**EXERCISE BRIEF**: Set down every entry again word for word, please, but skip the pictures.

=== DATA ===

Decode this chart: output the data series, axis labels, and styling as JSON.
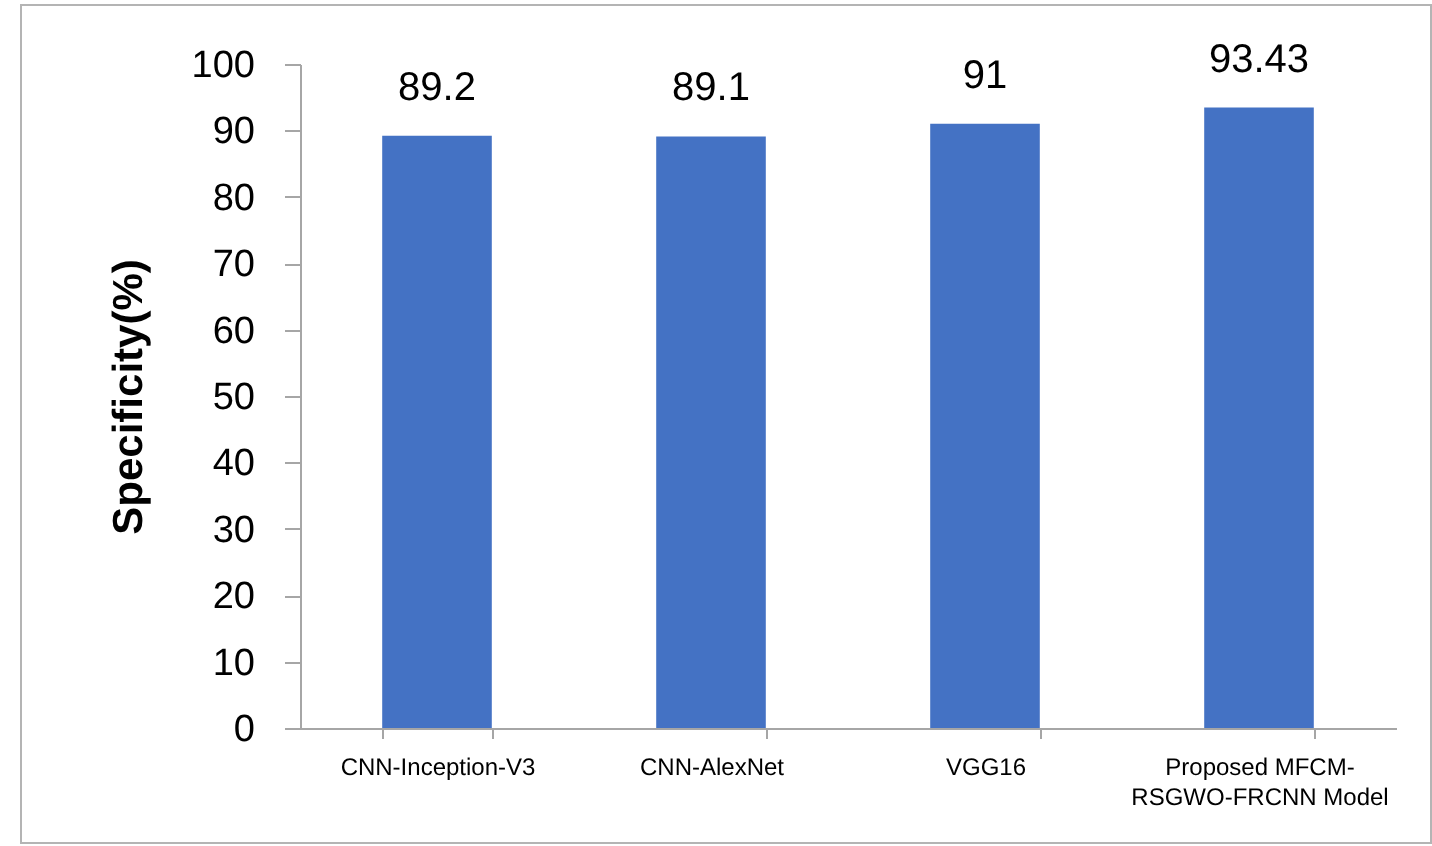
{
  "chart_data": {
    "type": "bar",
    "ylabel": "Specificity(%)",
    "categories": [
      "CNN-Inception-V3",
      "CNN-AlexNet",
      "VGG16",
      "Proposed MFCM-RSGWO-FRCNN Model"
    ],
    "values": [
      89.2,
      89.1,
      91,
      93.43
    ],
    "color": "#4472c4",
    "ylim": [
      0,
      100
    ],
    "yticks": [
      0,
      10,
      20,
      30,
      40,
      50,
      60,
      70,
      80,
      90,
      100
    ],
    "data_labels": true
  }
}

===

**THE RESPONSE**:
Decode this chart: output the data series, axis labels, and styling as JSON.
{
  "chart_data": {
    "type": "bar",
    "ylabel": "Specificity(%)",
    "categories": [
      "CNN-Inception-V3",
      "CNN-AlexNet",
      "VGG16",
      "Proposed MFCM-RSGWO-FRCNN Model"
    ],
    "values": [
      89.2,
      89.1,
      91,
      93.43
    ],
    "color": "#4472c4",
    "ylim": [
      0,
      100
    ],
    "yticks": [
      0,
      10,
      20,
      30,
      40,
      50,
      60,
      70,
      80,
      90,
      100
    ],
    "data_labels": true
  }
}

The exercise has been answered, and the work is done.